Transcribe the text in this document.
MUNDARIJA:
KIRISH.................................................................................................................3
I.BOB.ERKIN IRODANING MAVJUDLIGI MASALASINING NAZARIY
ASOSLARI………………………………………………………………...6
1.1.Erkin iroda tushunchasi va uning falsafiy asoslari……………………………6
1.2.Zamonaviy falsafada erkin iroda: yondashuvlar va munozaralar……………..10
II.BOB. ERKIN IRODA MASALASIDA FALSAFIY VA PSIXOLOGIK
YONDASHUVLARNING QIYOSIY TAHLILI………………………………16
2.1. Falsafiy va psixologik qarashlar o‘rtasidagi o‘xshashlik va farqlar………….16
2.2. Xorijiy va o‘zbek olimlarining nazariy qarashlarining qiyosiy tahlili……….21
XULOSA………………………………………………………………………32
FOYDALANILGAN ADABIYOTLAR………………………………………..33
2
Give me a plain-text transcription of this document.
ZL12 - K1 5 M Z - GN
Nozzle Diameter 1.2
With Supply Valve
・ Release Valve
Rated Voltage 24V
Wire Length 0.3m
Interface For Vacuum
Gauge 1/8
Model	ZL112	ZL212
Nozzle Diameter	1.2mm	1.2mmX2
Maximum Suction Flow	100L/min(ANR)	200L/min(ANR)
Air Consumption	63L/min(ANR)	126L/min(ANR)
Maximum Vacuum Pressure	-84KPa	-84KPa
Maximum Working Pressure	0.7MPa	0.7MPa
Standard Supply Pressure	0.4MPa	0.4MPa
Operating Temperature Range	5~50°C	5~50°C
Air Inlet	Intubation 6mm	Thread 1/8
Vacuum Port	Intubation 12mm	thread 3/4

-.-.-

Problem = Identify every line above with the string "Maximum" in it. Copy those lines.

Result of this exercise =
Maximum Suction Flow	100L/min(ANR)	200L/min(ANR)
Maximum Vacuum Pressure	-84KPa	-84KPa
Maximum Working Pressure	0.7MPa	0.7MPa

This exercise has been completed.